(Data records)
# # # #
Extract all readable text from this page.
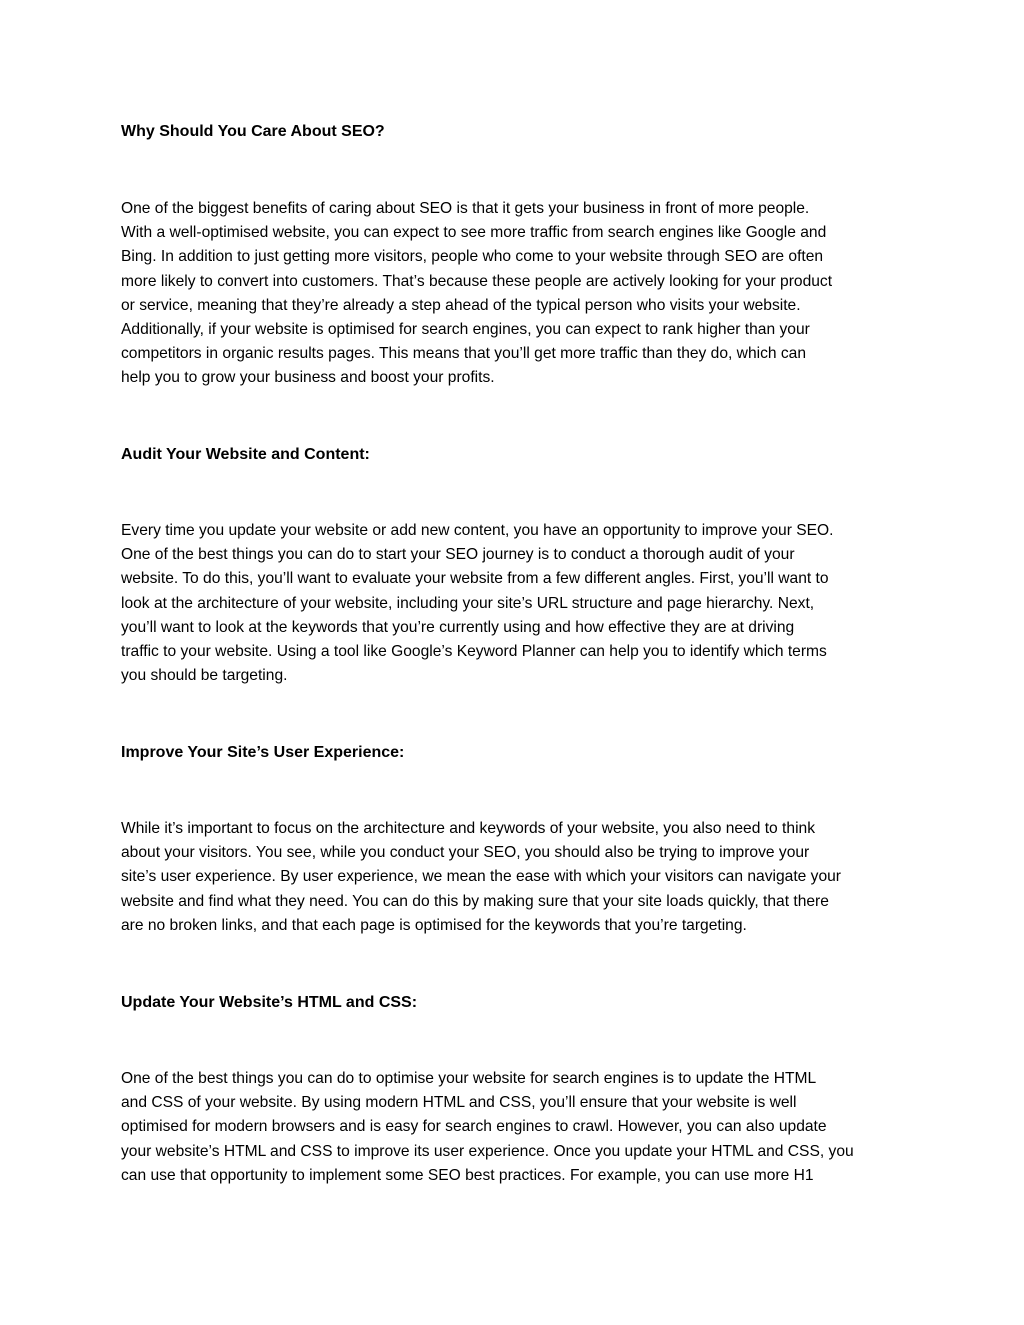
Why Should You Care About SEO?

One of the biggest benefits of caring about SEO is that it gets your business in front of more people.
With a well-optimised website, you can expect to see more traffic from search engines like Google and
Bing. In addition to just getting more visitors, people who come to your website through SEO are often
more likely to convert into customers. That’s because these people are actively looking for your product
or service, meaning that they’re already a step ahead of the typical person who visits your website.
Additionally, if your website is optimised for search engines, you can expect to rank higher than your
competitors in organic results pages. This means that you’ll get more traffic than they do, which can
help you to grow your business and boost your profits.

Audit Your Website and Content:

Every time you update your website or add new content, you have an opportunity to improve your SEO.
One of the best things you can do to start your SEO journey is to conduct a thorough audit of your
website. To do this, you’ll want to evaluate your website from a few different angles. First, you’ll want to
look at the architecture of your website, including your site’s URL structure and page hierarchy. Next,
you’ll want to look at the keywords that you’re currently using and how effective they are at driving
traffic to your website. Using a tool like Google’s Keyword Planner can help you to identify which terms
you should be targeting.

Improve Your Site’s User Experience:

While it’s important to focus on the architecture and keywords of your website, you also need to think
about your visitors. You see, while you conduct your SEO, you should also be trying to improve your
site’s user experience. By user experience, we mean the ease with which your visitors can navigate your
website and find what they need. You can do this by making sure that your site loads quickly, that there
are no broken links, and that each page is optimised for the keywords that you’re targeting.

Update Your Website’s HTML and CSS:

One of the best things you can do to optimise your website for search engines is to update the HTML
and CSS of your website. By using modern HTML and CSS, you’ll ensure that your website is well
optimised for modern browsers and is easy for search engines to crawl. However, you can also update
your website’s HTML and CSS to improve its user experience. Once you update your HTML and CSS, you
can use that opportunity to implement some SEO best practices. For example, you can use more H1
# # # #
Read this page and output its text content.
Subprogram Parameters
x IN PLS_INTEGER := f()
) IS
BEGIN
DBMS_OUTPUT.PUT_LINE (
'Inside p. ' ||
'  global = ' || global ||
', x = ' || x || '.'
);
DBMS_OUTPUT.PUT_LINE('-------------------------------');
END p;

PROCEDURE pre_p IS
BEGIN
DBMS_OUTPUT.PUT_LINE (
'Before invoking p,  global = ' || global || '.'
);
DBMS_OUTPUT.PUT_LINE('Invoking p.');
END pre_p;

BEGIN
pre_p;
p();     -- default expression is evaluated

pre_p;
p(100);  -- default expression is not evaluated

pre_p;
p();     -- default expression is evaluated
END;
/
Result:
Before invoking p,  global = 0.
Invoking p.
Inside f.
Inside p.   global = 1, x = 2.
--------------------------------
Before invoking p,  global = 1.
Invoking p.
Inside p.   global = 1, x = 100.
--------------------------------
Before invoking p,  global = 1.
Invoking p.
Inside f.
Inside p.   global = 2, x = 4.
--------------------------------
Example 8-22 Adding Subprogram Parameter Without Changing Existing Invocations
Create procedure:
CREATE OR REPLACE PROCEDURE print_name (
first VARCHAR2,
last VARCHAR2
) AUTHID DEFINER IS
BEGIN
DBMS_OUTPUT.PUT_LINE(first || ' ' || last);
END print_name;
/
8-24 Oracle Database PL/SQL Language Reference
# # # #
▸ **Work to do**:
Pull every line containing "conduct" from the data.

▸ **In response**:
One of the best things you can do to start your SEO journey is to conduct a thorough audit of your
about your visitors. You see, while you conduct your SEO, you should also be trying to improve your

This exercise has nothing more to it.